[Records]

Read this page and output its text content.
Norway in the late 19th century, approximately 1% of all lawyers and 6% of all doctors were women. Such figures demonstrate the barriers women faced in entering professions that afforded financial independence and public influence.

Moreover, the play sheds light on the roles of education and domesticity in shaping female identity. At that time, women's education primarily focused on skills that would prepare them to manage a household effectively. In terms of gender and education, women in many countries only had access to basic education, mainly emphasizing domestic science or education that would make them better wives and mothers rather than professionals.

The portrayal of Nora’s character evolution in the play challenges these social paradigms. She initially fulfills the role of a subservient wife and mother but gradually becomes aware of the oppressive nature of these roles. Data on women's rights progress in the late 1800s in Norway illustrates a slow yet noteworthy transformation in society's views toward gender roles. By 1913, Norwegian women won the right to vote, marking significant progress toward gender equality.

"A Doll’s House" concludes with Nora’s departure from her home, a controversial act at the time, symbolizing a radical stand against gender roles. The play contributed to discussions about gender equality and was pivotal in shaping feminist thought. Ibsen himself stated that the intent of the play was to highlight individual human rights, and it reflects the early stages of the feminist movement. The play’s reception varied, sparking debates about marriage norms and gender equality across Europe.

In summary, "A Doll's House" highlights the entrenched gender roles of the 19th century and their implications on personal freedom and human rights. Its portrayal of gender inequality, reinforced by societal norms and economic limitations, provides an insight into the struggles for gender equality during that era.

§ **TASK DIRECTIONS**:
Go through the entries and repeat each one exactly.

§ **TASK RESULT**:
Read this page and output its text content.
Norway in the late 19th century, approximately 1% of all lawyers and 6% of all doctors were women. Such figures demonstrate the barriers women faced in entering professions that afforded financial independence and public influence.

Moreover, the play sheds light on the roles of education and domesticity in shaping female identity. At that time, women's education primarily focused on skills that would prepare them to manage a household effectively. In terms of gender and education, women in many countries only had access to basic education, mainly emphasizing domestic science or education that would make them better wives and mothers rather than professionals.

The portrayal of Nora’s character evolution in the play challenges these social paradigms. She initially fulfills the role of a subservient wife and mother but gradually becomes aware of the oppressive nature of these roles. Data on women's rights progress in the late 1800s in Norway illustrates a slow yet noteworthy transformation in society's views toward gender roles. By 1913, Norwegian women won the right to vote, marking significant progress toward gender equality.

"A Doll’s House" concludes with Nora’s departure from her home, a controversial act at the time, symbolizing a radical stand against gender roles. The play contributed to discussions about gender equality and was pivotal in shaping feminist thought. Ibsen himself stated that the intent of the play was to highlight individual human rights, and it reflects the early stages of the feminist movement. The play’s reception varied, sparking debates about marriage norms and gender equality across Europe.

In summary, "A Doll's House" highlights the entrenched gender roles of the 19th century and their implications on personal freedom and human rights. Its portrayal of gender inequality, reinforced by societal norms and economic limitations, provides an insight into the struggles for gender equality during that era.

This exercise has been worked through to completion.